[Seitenauszug]
| Der fünfzehnjährige Dick Murdock, Identifikationsfigur pickliger
amerikanischer Teenager, darf von der Venus, seinem Wohnort, zur Arbeitsstelle seines
Vaters auf dem Mond reisen. Unterwegs wird er Zeuge, wie ein anderes Raumschiff von
geheimnisvollen Piraten überfallen wird. Bei jeder Gelegenheit werden dem Jungen
Vorträge über die Errungenschaften der Menschheit gehalten, oder - teilweise recht
fragwürdige - technische Einzelheiten erklärt, damit auch der wissbegierige jugendliche
Leser davon profitiert. Als es aber darum geht, den Piraten auf die Schliche zu kommen,
sind alle Erwachsenen ziemlich dämlich, nur der aufgeweckte Junge kommt den Bösewichten
auf die Schliche und entwickelt sich zu einem Indiana-Jones-ähnlichen Actionhelden. Am
Ende der Geschichte kommt es zu einer Raumschiff-Verfolgungsjagd, bei der mit Geschützen,
die in die Bordwand eingelassen sind, Projektilgeschosse auf die abgrundbösen Piraten
gefeuert werden. Nach deren Vernichtung (denn auch in Jugendbüchern werden die Bösen von
den Guten ermordet) wird Dick Murdock als großer Retter gefeiert. Freibeuter des
Alls ist ein Jugendbuch ähnlich wie die zur gleichen Zeit entstandenen Romane von
Robert Heinlein (1947-1958) oder Asimovs Lucky-Starr-Bücher
(1952-1958), nur leider deutlich schlechter. Eigentlich sollte man derartige Bücher am
besten gar nicht erwähnen; interessant ist jedoch, daß sich auch ein Jack Vance
derartige Peinlichkeiten geleistet hat.
[/Seitenauszug]
[Angezeigtes Material]
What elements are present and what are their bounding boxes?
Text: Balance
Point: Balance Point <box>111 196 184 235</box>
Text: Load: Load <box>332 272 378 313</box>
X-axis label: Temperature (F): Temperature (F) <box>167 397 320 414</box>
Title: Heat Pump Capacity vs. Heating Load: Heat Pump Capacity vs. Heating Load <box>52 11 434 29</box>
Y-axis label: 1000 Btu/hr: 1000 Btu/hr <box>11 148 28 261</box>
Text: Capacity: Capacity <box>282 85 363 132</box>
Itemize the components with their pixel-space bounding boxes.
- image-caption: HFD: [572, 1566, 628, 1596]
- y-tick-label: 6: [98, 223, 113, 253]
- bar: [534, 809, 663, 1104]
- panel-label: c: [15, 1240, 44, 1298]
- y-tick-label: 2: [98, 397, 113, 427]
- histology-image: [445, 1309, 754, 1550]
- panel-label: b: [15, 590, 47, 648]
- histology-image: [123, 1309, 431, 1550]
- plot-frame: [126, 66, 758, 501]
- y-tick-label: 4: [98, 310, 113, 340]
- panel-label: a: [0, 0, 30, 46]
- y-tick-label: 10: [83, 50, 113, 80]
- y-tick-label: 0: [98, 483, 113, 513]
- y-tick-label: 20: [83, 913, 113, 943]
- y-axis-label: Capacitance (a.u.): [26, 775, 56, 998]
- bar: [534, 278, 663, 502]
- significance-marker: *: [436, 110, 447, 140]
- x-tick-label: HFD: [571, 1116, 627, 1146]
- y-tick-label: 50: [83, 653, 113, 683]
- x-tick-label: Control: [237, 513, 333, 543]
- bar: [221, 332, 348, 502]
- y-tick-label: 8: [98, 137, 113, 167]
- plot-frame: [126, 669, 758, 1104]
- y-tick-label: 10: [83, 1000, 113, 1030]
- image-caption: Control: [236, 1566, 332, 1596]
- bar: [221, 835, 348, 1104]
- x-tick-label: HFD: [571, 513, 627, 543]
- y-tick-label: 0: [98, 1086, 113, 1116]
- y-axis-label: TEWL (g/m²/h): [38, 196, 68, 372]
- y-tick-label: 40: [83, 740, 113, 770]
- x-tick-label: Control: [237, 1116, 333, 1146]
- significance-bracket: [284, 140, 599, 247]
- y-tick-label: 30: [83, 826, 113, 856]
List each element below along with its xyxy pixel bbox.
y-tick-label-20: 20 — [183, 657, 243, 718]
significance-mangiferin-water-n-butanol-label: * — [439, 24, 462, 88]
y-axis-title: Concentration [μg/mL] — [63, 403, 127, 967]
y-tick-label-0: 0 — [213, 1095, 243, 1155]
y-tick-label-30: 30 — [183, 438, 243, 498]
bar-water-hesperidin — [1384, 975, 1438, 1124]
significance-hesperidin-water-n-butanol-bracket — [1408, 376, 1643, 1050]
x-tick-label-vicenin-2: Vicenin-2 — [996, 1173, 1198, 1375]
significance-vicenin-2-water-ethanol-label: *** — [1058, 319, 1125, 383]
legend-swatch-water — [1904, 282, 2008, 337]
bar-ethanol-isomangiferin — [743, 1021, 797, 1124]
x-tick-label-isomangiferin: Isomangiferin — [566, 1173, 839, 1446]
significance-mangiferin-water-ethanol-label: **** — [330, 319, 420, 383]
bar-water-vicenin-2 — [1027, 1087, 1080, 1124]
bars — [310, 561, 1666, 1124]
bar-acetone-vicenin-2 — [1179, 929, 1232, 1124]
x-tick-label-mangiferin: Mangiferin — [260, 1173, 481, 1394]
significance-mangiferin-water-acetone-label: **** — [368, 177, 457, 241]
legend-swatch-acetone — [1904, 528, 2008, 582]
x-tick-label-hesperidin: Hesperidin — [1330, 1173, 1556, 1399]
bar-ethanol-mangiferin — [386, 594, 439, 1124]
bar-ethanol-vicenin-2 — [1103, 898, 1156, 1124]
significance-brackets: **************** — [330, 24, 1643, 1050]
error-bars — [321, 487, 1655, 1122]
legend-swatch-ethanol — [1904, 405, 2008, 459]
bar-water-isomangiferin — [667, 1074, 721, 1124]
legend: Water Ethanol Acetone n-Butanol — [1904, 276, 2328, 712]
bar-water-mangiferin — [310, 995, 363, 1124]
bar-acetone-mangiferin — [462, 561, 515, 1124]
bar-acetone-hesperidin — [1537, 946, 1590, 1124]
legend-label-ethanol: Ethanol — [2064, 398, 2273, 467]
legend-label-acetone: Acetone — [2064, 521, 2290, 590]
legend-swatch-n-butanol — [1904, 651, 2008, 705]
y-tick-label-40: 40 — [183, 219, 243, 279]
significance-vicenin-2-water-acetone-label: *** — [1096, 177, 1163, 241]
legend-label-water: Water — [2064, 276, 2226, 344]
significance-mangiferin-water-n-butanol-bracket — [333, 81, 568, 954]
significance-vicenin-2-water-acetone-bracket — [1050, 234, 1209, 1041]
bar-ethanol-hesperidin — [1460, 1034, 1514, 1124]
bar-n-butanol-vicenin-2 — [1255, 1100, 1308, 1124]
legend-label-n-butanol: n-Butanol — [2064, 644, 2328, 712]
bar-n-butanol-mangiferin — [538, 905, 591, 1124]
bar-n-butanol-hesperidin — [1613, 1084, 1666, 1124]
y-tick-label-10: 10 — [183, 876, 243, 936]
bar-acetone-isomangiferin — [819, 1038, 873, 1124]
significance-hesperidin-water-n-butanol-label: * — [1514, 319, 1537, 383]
[/Angezeigtes Material]
• [Übungsziel] Wohin darf Dick Murdock laut dem Seitenauszug von der Venus aus reisen? Die Datensätze spielen hierfür keine Rolle.

• [Lösung] Zur Arbeitsstelle seines Vaters auf dem Mond.